### INSTRUCTION
Gather each line of the records where "NESS" appears.

### RECORD EXCERPTS
%%
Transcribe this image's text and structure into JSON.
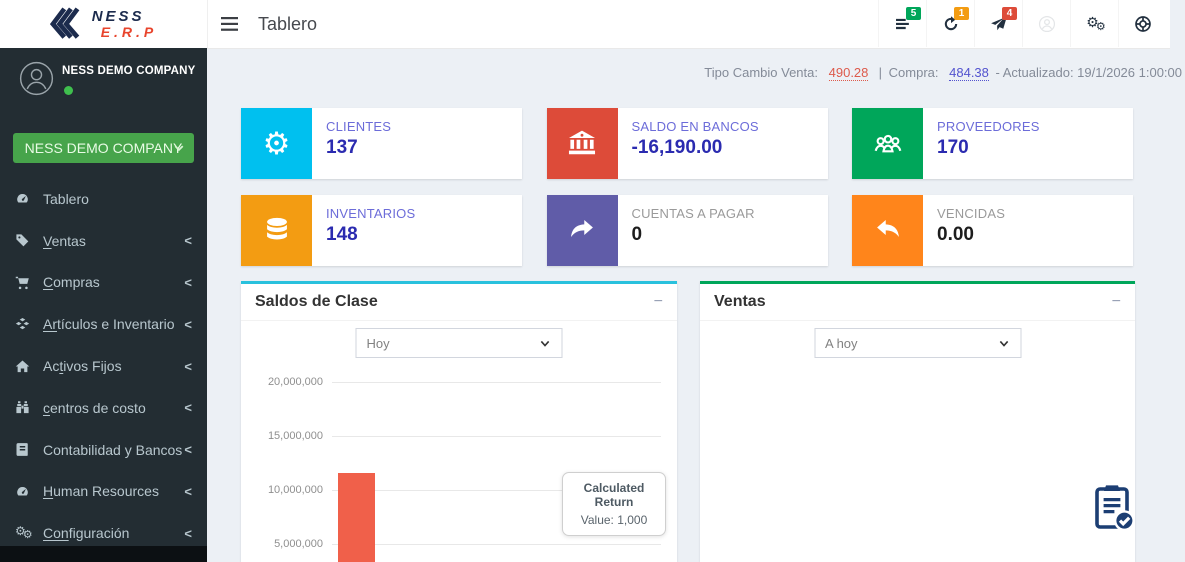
{
  "header": {
    "title": "Tablero",
    "logo": {
      "name": "NESS",
      "sub": "E.R.P"
    },
    "notifications": [
      {
        "id": "tasks",
        "icon": "list-icon",
        "count": "5",
        "badge_color": "#00a65a"
      },
      {
        "id": "sync",
        "icon": "refresh-icon",
        "count": "1",
        "badge_color": "#f39c12"
      },
      {
        "id": "alerts",
        "icon": "send-icon",
        "count": "4",
        "badge_color": "#dd4b39"
      }
    ]
  },
  "info_bar": {
    "venta_label": "Tipo Cambio Venta:",
    "venta_value": "490.28",
    "separator": "|",
    "compra_label": "Compra:",
    "compra_value": "484.38",
    "updated": "- Actualizado: 19/1/2026 1:00:00",
    "venta_color": "#dd5a4b",
    "compra_color": "#5353cf"
  },
  "sidebar": {
    "company_name": "NESS DEMO COMPANY",
    "company_button_label": "NESS DEMO COMPANY",
    "status_color": "#3fbf4e",
    "items": [
      {
        "label": "Tablero",
        "pre": "Tablero",
        "u": "",
        "post": "",
        "icon": "tachometer-icon",
        "has_submenu": false
      },
      {
        "label": "Ventas",
        "pre": "",
        "u": "V",
        "post": "entas",
        "icon": "tags-icon",
        "has_submenu": true
      },
      {
        "label": "Compras",
        "pre": "",
        "u": "C",
        "post": "ompras",
        "icon": "cart-icon",
        "has_submenu": true
      },
      {
        "label": "Artículos e Inventario",
        "pre": "",
        "u": "Ar",
        "post": "tículos e Inventario",
        "icon": "cubes-icon",
        "has_submenu": true
      },
      {
        "label": "Activos Fijos",
        "pre": "Ac",
        "u": "t",
        "post": "ivos Fijos",
        "icon": "home-icon",
        "has_submenu": true
      },
      {
        "label": "centros de costo",
        "pre": "",
        "u": "c",
        "post": "entros de costo",
        "icon": "binoculars-icon",
        "has_submenu": true
      },
      {
        "label": "Contabilidad y Bancos",
        "pre": "Contabilidad y Bancos",
        "u": "",
        "post": "",
        "icon": "journal-icon",
        "has_submenu": true
      },
      {
        "label": "Human Resources",
        "pre": "",
        "u": "H",
        "post": "uman Resources",
        "icon": "tachometer-icon",
        "has_submenu": true
      },
      {
        "label": "Configuración",
        "pre": "",
        "u": "Con",
        "post": "figuración",
        "icon": "gears-icon",
        "has_submenu": true
      }
    ]
  },
  "cards": [
    {
      "label": "CLIENTES",
      "value": "137",
      "icon": "gear-icon",
      "icon_bg": "#00c0ef",
      "label_color": "#6c6cd9",
      "value_color": "#2b2bb0"
    },
    {
      "label": "SALDO EN BANCOS",
      "value": "-16,190.00",
      "icon": "bank-icon",
      "icon_bg": "#dd4b39",
      "label_color": "#6c6cd9",
      "value_color": "#2b2bb0"
    },
    {
      "label": "PROVEEDORES",
      "value": "170",
      "icon": "users-icon",
      "icon_bg": "#00a65a",
      "label_color": "#6c6cd9",
      "value_color": "#2b2bb0"
    },
    {
      "label": "INVENTARIOS",
      "value": "148",
      "icon": "database-icon",
      "icon_bg": "#f39c12",
      "label_color": "#6c6cd9",
      "value_color": "#2b2bb0"
    },
    {
      "label": "CUENTAS A PAGAR",
      "value": "0",
      "icon": "share-icon",
      "icon_bg": "#605ca8",
      "label_color": "#9a9a9a",
      "value_color": "#1d1d1d"
    },
    {
      "label": "VENCIDAS",
      "value": "0.00",
      "icon": "reply-icon",
      "icon_bg": "#ff851b",
      "label_color": "#9a9a9a",
      "value_color": "#1d1d1d"
    }
  ],
  "panels": {
    "saldos": {
      "title": "Saldos de Clase",
      "accent": "#29c1dd",
      "period": "Hoy",
      "collapse": "−"
    },
    "ventas": {
      "title": "Ventas",
      "accent": "#00a65a",
      "period": "A hoy",
      "collapse": "−"
    }
  },
  "chart_data": [
    {
      "panel_title": "Saldos de Clase",
      "type": "bar",
      "period_selector": "Hoy",
      "yticks": [
        "20,000,000",
        "15,000,000",
        "10,000,000",
        "5,000,000"
      ],
      "ylim": [
        0,
        20000000
      ],
      "grid": true,
      "bars": [
        {
          "value": 11500000,
          "color": "#f0604a"
        }
      ],
      "tooltip": {
        "title": "Calculated Return",
        "value": "Value: 1,000"
      }
    },
    {
      "panel_title": "Ventas",
      "type": "bar",
      "period_selector": "A hoy",
      "bars": [],
      "empty_state_icon": "clipboard-check-icon"
    }
  ]
}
%%
### ANSWER TO THIS PROBLEM
      "name": "NESS",
    "company_name": "NESS DEMO COMPANY",
    "company_button_label": "NESS DEMO COMPANY",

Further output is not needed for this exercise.